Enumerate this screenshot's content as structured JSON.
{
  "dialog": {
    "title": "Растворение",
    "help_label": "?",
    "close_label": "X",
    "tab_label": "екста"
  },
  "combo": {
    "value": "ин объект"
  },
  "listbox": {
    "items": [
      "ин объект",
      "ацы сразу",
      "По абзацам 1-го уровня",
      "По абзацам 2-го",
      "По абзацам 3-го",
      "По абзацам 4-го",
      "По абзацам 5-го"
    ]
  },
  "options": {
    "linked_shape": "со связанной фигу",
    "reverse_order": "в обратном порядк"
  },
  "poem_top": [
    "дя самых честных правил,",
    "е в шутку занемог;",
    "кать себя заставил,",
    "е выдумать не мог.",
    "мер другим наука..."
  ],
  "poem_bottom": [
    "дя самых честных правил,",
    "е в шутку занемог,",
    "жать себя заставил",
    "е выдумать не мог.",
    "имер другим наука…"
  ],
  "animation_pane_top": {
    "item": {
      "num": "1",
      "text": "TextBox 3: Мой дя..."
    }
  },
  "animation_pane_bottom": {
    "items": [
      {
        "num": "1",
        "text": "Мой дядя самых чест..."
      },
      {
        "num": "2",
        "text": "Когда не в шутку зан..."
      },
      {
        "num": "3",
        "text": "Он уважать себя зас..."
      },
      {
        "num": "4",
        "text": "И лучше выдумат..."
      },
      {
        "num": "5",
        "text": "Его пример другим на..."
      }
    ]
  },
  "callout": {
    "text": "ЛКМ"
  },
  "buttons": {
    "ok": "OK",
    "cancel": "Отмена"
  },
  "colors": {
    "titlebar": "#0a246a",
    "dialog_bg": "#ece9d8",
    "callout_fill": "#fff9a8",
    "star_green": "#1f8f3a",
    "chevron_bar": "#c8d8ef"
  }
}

____________________

Written problem: Count the lines of these entries that hold the string "себя", and give only that number.

The result: 3